EXERCISE DIRECTIONS
Copy out word for word the part of the records below that starts with the line containing "List UI elements" and ends with the line containing "bullet-icon bbox=[41, 456, 46, 461]", including both of those lines.

(Element box records)
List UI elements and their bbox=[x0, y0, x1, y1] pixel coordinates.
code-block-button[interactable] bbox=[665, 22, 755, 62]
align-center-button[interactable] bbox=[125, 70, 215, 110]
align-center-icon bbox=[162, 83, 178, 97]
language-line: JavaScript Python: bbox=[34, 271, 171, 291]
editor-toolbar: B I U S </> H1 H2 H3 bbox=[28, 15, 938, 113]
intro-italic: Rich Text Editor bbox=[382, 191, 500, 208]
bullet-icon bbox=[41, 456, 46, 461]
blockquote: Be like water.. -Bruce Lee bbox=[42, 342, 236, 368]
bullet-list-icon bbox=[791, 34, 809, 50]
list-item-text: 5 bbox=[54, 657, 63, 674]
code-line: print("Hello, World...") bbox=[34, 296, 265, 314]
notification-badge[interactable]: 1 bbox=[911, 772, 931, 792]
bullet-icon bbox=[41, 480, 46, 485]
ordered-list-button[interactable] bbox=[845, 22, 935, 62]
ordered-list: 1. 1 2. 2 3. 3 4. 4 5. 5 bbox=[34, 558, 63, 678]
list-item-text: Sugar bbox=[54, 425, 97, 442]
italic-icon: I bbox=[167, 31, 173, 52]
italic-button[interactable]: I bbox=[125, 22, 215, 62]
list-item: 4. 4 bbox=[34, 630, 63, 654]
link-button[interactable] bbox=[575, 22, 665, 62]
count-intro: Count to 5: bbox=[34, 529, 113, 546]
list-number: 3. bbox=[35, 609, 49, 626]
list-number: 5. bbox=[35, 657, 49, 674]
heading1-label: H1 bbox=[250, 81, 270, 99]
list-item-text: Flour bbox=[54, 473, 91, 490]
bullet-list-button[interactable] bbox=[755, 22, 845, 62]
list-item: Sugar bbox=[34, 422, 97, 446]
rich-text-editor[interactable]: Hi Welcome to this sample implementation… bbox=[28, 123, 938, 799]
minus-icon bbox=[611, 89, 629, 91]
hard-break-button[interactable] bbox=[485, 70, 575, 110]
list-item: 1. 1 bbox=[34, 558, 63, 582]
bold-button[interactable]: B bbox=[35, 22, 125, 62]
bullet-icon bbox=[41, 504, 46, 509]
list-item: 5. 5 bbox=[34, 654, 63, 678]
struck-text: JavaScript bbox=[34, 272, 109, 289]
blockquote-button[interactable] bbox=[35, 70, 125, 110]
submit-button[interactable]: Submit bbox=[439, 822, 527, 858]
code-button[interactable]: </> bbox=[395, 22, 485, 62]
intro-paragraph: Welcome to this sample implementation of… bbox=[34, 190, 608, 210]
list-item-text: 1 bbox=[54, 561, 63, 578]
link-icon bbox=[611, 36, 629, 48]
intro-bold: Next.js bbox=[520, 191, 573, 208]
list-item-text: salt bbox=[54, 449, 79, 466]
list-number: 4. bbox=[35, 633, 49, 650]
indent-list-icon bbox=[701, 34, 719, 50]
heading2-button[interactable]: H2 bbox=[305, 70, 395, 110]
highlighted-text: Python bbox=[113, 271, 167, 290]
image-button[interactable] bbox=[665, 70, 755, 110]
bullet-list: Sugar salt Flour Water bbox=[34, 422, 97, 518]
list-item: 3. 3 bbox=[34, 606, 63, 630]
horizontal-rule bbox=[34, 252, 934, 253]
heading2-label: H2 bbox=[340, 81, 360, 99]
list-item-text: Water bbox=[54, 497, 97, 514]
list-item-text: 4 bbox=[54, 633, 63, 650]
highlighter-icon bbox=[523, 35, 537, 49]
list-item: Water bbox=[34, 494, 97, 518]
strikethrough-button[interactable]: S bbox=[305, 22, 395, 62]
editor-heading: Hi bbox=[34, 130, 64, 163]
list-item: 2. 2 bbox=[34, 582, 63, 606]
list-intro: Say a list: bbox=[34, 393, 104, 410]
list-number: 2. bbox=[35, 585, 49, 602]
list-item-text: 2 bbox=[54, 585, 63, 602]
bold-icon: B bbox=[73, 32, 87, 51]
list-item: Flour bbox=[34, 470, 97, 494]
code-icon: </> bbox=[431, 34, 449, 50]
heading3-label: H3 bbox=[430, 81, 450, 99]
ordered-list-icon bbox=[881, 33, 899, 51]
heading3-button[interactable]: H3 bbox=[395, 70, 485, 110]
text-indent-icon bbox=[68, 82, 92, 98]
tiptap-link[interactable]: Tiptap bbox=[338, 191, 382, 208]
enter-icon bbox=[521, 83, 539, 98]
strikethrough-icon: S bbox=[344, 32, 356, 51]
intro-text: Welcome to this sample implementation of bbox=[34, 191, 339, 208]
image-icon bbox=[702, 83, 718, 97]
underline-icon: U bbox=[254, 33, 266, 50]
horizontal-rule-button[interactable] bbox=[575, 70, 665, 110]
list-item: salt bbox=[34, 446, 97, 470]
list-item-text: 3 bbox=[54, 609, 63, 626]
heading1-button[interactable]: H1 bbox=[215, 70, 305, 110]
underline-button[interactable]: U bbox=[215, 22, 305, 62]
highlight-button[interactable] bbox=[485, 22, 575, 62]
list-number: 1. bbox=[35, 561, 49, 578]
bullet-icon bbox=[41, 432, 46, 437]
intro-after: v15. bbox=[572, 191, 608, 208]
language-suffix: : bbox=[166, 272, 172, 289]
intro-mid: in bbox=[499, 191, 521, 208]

==

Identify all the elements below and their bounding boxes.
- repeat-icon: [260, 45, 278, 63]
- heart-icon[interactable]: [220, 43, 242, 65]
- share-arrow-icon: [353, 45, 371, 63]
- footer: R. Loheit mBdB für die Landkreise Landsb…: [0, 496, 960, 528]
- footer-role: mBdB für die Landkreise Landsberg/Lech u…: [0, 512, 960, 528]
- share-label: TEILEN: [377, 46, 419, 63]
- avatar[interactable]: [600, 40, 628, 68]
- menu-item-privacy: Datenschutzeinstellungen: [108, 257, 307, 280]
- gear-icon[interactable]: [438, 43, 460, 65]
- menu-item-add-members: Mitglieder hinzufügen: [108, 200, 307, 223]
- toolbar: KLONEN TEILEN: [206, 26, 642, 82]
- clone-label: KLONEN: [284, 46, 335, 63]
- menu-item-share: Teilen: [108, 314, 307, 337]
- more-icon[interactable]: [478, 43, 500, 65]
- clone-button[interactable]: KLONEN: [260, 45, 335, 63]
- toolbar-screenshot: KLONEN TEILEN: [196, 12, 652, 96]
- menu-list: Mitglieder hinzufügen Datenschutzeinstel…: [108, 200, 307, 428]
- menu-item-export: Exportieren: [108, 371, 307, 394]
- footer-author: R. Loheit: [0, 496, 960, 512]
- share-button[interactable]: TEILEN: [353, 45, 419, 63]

FULL ANSWER
List UI elements and their bbox=[x0, y0, x1, y1] pixel coordinates.
code-block-button[interactable] bbox=[665, 22, 755, 62]
align-center-button[interactable] bbox=[125, 70, 215, 110]
align-center-icon bbox=[162, 83, 178, 97]
language-line: JavaScript Python: bbox=[34, 271, 171, 291]
editor-toolbar: B I U S </> H1 H2 H3 bbox=[28, 15, 938, 113]
intro-italic: Rich Text Editor bbox=[382, 191, 500, 208]
bullet-icon bbox=[41, 456, 46, 461]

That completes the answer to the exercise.